━━━━━ MATERIALS PROVIDED
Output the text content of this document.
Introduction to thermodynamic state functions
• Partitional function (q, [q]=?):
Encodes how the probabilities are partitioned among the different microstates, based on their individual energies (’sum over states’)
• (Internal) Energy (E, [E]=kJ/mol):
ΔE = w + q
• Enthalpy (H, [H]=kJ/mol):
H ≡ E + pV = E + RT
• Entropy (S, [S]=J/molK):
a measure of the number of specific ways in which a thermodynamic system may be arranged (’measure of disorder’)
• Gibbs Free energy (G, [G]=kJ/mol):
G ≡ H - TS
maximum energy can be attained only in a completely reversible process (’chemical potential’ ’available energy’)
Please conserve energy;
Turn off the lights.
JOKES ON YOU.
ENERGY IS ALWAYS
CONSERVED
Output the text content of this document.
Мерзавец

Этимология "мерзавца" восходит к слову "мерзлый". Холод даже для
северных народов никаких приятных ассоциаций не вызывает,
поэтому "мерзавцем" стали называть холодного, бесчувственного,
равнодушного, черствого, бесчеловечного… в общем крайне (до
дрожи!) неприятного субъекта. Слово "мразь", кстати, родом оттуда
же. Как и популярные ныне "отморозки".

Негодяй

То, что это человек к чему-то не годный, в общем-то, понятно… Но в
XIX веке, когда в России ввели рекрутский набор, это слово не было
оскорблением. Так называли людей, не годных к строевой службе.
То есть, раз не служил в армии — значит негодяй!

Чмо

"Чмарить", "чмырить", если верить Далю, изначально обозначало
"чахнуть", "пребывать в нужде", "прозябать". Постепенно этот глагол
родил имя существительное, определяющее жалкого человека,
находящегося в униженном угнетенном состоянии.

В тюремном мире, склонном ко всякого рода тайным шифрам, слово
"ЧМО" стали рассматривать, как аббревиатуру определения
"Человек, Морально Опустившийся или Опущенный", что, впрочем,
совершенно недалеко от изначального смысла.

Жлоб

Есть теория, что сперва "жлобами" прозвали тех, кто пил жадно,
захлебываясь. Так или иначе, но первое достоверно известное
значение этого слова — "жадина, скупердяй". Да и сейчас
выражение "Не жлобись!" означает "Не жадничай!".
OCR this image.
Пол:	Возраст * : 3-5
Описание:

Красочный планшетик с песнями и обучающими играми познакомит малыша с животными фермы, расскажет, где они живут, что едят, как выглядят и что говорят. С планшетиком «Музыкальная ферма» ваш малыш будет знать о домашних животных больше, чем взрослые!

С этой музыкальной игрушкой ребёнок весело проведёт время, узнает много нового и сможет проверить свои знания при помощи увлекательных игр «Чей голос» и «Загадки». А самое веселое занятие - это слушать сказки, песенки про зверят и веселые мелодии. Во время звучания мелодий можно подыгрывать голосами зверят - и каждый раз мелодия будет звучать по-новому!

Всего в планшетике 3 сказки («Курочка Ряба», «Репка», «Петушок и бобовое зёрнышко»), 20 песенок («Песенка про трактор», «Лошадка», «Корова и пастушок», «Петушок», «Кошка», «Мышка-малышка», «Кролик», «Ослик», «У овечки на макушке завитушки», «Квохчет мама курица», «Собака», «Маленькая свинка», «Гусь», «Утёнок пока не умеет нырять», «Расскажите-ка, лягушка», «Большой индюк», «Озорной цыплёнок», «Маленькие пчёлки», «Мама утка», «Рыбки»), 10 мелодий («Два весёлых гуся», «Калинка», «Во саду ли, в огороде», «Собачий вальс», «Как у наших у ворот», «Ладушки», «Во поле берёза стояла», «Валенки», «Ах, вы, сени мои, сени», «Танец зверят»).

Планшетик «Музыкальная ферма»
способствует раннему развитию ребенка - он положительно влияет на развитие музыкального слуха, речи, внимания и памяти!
━━━━━━━━━━
### WORK TO COMPLETE:
Copy all lines from the entries that contain the word "Музыкальная".

### SOLUTION FOR THIS PROBLEM:
Красочный планшетик с песнями и обучающими играми познакомит малыша с животными фермы, расскажет, где они живут, что едят, как выглядят и что говорят. С планшетиком «Музыкальная ферма» ваш малыш будет знать о домашних животных больше, чем взрослые!
Планшетик «Музыкальная ферма»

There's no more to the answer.